Named Fedor, for Final Experimental Demonstration Object Research with identification number Skybot F850, the robot is the first ever sent up by Russia.
Fedor blasted off in a Soyuz MS-14 spacecraft at 6:38 am Moscow time (0338 GMT) from Russia's Baikonur cosmodrome in Kazakhstan. The Soyuz is set to dock with the space station on Saturday and stay till September 7.
Soyuz ships are normally manned on such trips, but on Thursday no humans are travelling in order to test a new emergency rescue system.
Instead of cosmonauts, Fedor was strapped into a specially adapted pilot's seat, with a small Russian flag in his hand.
"Let's go. Let's go," the robot was heard as 'saying' during launch, apparently repeating the famous phrase by first man in space Yury Gagarin.
The silvery anthropomorphic robot stands 1.80Â metres (5 foot 11 inches) tall and weighs 160 kilograms (353 pounds).
Fedor has Instagram and Twitter accounts that describe it as learning new skills such as opening a bottle of water. In the station, it will trial those manual skills in very low gravity.
"That's connecting and disconnecting electric cables, using standard items from a screwdriver and a spanner to a fire extinguisher," the Russian space agency's director for prospective programmes and science, Alexander Bloshenko, said in televised comments ahead of the launch.

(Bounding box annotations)

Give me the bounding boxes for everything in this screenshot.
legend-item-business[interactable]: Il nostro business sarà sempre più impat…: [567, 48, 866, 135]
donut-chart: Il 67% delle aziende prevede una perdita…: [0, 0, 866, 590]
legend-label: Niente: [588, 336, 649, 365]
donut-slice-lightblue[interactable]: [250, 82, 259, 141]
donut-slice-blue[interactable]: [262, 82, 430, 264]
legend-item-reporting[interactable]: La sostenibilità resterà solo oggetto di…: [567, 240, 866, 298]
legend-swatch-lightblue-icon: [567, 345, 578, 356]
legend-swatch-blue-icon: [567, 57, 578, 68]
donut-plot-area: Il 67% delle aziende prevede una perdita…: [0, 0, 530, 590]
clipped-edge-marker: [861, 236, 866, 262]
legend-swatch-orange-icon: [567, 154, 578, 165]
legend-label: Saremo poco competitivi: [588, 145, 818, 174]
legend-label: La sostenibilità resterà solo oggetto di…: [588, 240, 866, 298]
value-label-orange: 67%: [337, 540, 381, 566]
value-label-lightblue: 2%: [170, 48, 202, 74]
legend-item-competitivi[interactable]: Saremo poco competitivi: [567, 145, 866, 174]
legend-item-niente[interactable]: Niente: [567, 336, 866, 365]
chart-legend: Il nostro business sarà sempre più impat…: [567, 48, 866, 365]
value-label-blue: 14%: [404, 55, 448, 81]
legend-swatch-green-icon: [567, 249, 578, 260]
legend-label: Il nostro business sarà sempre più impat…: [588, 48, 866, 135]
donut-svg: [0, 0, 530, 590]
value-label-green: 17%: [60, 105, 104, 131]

WORK TO COMPLETE
Return the passage from the text on Russia's Fedor robot, starting at "Instead of cosmonauts, Fedor" and ending at "kilograms (353 pounds).", copied word for word.

COMPLETED TASK
Instead of cosmonauts, Fedor was strapped into a specially adapted pilot's seat, with a small Russian flag in his hand.
"Let's go. Let's go," the robot was heard as 'saying' during launch, apparently repeating the famous phrase by first man in space Yury Gagarin.
The silvery anthropomorphic robot stands 1.80Â metres (5 foot 11 inches) tall and weighs 160 kilograms (353 pounds).